| Short problem |
Produce the listing below again, exactly as shown.

| Records provided |

┄┄┄┄┄┄┄┄┄┄

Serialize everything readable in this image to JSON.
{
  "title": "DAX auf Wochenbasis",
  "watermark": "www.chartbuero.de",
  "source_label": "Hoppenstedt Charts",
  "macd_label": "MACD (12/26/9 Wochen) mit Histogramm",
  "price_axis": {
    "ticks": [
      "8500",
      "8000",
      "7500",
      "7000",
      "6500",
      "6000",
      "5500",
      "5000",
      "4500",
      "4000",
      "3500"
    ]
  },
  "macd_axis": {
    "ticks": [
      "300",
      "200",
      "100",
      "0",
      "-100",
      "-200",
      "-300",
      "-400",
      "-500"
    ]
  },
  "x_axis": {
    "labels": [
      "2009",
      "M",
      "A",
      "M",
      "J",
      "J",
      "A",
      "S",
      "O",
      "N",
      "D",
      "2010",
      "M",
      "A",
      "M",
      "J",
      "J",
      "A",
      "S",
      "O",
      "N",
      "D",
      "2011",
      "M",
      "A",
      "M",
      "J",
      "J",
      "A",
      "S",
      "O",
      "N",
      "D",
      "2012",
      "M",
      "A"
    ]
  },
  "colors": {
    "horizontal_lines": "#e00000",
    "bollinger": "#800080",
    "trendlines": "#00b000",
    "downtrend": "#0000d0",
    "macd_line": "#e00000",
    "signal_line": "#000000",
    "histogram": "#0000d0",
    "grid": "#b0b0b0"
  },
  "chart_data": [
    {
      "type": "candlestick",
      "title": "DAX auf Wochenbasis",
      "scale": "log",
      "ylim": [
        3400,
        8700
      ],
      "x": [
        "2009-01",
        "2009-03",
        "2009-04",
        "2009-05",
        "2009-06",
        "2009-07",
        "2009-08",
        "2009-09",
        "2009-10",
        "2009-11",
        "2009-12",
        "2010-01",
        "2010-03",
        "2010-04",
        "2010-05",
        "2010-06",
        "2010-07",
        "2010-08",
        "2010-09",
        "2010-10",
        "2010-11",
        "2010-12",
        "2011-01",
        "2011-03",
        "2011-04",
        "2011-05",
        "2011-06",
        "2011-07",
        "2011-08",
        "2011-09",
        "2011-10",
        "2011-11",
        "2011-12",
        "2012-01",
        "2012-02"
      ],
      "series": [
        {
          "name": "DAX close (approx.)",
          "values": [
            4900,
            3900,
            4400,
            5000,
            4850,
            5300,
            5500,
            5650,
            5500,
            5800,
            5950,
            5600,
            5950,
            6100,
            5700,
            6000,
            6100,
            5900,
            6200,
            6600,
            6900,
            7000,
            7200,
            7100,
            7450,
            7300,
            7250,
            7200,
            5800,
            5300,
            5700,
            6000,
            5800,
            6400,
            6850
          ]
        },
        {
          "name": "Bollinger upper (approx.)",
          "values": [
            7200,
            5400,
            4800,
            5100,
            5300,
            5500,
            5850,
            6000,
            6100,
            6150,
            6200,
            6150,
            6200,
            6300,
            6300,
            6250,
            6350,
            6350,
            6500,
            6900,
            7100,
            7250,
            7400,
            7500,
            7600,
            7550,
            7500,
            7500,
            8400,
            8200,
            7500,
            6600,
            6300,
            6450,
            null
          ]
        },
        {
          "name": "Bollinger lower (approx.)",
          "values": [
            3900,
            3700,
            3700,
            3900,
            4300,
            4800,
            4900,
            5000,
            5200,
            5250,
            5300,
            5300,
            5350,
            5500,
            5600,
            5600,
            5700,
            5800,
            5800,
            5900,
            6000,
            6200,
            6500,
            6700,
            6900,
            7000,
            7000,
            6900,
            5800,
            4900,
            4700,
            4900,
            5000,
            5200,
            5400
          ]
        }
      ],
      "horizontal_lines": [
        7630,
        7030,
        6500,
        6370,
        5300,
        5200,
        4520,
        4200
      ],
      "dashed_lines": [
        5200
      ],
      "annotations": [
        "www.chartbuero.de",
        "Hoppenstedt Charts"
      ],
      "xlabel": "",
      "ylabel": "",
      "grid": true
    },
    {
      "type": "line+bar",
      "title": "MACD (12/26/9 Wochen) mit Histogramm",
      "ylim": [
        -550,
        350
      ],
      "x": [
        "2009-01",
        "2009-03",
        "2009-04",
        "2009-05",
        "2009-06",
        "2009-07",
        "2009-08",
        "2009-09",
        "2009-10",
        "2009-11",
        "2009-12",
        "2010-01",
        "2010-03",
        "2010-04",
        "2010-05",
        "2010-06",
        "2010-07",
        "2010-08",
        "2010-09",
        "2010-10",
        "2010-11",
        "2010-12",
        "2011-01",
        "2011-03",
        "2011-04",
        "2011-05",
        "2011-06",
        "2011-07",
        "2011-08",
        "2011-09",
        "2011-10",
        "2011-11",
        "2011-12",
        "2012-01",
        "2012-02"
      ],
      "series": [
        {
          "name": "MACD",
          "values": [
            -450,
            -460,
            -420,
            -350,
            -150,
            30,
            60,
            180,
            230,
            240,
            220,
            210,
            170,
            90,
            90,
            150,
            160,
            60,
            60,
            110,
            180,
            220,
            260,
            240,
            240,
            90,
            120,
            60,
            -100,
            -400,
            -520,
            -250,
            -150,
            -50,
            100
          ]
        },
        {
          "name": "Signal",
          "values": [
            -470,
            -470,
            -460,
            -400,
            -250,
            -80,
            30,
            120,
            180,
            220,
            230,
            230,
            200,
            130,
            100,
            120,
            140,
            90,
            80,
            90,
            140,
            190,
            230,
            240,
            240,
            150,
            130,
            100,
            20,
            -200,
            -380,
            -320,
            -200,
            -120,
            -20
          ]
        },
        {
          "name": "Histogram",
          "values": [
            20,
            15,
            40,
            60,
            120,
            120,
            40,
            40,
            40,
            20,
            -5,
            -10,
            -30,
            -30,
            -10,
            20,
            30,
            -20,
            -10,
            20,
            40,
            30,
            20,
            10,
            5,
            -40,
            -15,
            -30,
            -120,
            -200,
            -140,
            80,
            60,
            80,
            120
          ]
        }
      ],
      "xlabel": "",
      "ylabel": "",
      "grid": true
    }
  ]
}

┄┄┄┄┄┄┄┄┄┄

| Completed exercise |
Serialize everything readable in this image to JSON.
{
  "title": "DAX auf Wochenbasis",
  "watermark": "www.chartbuero.de",
  "source_label": "Hoppenstedt Charts",
  "macd_label": "MACD (12/26/9 Wochen) mit Histogramm",
  "price_axis": {
    "ticks": [
      "8500",
      "8000",
      "7500",
      "7000",
      "6500",
      "6000",
      "5500",
      "5000",
      "4500",
      "4000",
      "3500"
    ]
  },
  "macd_axis": {
    "ticks": [
      "300",
      "200",
      "100",
      "0",
      "-100",
      "-200",
      "-300",
      "-400",
      "-500"
    ]
  },
  "x_axis": {
    "labels": [
      "2009",
      "M",
      "A",
      "M",
      "J",
      "J",
      "A",
      "S",
      "O",
      "N",
      "D",
      "2010",
      "M",
      "A",
      "M",
      "J",
      "J",
      "A",
      "S",
      "O",
      "N",
      "D",
      "2011",
      "M",
      "A",
      "M",
      "J",
      "J",
      "A",
      "S",
      "O",
      "N",
      "D",
      "2012",
      "M",
      "A"
    ]
  },
  "colors": {
    "horizontal_lines": "#e00000",
    "bollinger": "#800080",
    "trendlines": "#00b000",
    "downtrend": "#0000d0",
    "macd_line": "#e00000",
    "signal_line": "#000000",
    "histogram": "#0000d0",
    "grid": "#b0b0b0"
  },
  "chart_data": [
    {
      "type": "candlestick",
      "title": "DAX auf Wochenbasis",
      "scale": "log",
      "ylim": [
        3400,
        8700
      ],
      "x": [
        "2009-01",
        "2009-03",
        "2009-04",
        "2009-05",
        "2009-06",
        "2009-07",
        "2009-08",
        "2009-09",
        "2009-10",
        "2009-11",
        "2009-12",
        "2010-01",
        "2010-03",
        "2010-04",
        "2010-05",
        "2010-06",
        "2010-07",
        "2010-08",
        "2010-09",
        "2010-10",
        "2010-11",
        "2010-12",
        "2011-01",
        "2011-03",
        "2011-04",
        "2011-05",
        "2011-06",
        "2011-07",
        "2011-08",
        "2011-09",
        "2011-10",
        "2011-11",
        "2011-12",
        "2012-01",
        "2012-02"
      ],
      "series": [
        {
          "name": "DAX close (approx.)",
          "values": [
            4900,
            3900,
            4400,
            5000,
            4850,
            5300,
            5500,
            5650,
            5500,
            5800,
            5950,
            5600,
            5950,
            6100,
            5700,
            6000,
            6100,
            5900,
            6200,
            6600,
            6900,
            7000,
            7200,
            7100,
            7450,
            7300,
            7250,
            7200,
            5800,
            5300,
            5700,
            6000,
            5800,
            6400,
            6850
          ]
        },
        {
          "name": "Bollinger upper (approx.)",
          "values": [
            7200,
            5400,
            4800,
            5100,
            5300,
            5500,
            5850,
            6000,
            6100,
            6150,
            6200,
            6150,
            6200,
            6300,
            6300,
            6250,
            6350,
            6350,
            6500,
            6900,
            7100,
            7250,
            7400,
            7500,
            7600,
            7550,
            7500,
            7500,
            8400,
            8200,
            7500,
            6600,
            6300,
            6450,
            null
          ]
        },
        {
          "name": "Bollinger lower (approx.)",
          "values": [
            3900,
            3700,
            3700,
            3900,
            4300,
            4800,
            4900,
            5000,
            5200,
            5250,
            5300,
            5300,
            5350,
            5500,
            5600,
            5600,
            5700,
            5800,
            5800,
            5900,
            6000,
            6200,
            6500,
            6700,
            6900,
            7000,
            7000,
            6900,
            5800,
            4900,
            4700,
            4900,
            5000,
            5200,
            5400
          ]
        }
      ],
      "horizontal_lines": [
        7630,
        7030,
        6500,
        6370,
        5300,
        5200,
        4520,
        4200
      ],
      "dashed_lines": [
        5200
      ],
      "annotations": [
        "www.chartbuero.de",
        "Hoppenstedt Charts"
      ],
      "xlabel": "",
      "ylabel": "",
      "grid": true
    },
    {
      "type": "line+bar",
      "title": "MACD (12/26/9 Wochen) mit Histogramm",
      "ylim": [
        -550,
        350
      ],
      "x": [
        "2009-01",
        "2009-03",
        "2009-04",
        "2009-05",
        "2009-06",
        "2009-07",
        "2009-08",
        "2009-09",
        "2009-10",
        "2009-11",
        "2009-12",
        "2010-01",
        "2010-03",
        "2010-04",
        "2010-05",
        "2010-06",
        "2010-07",
        "2010-08",
        "2010-09",
        "2010-10",
        "2010-11",
        "2010-12",
        "2011-01",
        "2011-03",
        "2011-04",
        "2011-05",
        "2011-06",
        "2011-07",
        "2011-08",
        "2011-09",
        "2011-10",
        "2011-11",
        "2011-12",
        "2012-01",
        "2012-02"
      ],
      "series": [
        {
          "name": "MACD",
          "values": [
            -450,
            -460,
            -420,
            -350,
            -150,
            30,
            60,
            180,
            230,
            240,
            220,
            210,
            170,
            90,
            90,
            150,
            160,
            60,
            60,
            110,
            180,
            220,
            260,
            240,
            240,
            90,
            120,
            60,
            -100,
            -400,
            -520,
            -250,
            -150,
            -50,
            100
          ]
        },
        {
          "name": "Signal",
          "values": [
            -470,
            -470,
            -460,
            -400,
            -250,
            -80,
            30,
            120,
            180,
            220,
            230,
            230,
            200,
            130,
            100,
            120,
            140,
            90,
            80,
            90,
            140,
            190,
            230,
            240,
            240,
            150,
            130,
            100,
            20,
            -200,
            -380,
            -320,
            -200,
            -120,
            -20
          ]
        },
        {
          "name": "Histogram",
          "values": [
            20,
            15,
            40,
            60,
            120,
            120,
            40,
            40,
            40,
            20,
            -5,
            -10,
            -30,
            -30,
            -10,
            20,
            30,
            -20,
            -10,
            20,
            40,
            30,
            20,
            10,
            5,
            -40,
            -15,
            -30,
            -120,
            -200,
            -140,
            80,
            60,
            80,
            120
          ]
        }
      ],
      "xlabel": "",
      "ylabel": "",
      "grid": true
    }
  ]
}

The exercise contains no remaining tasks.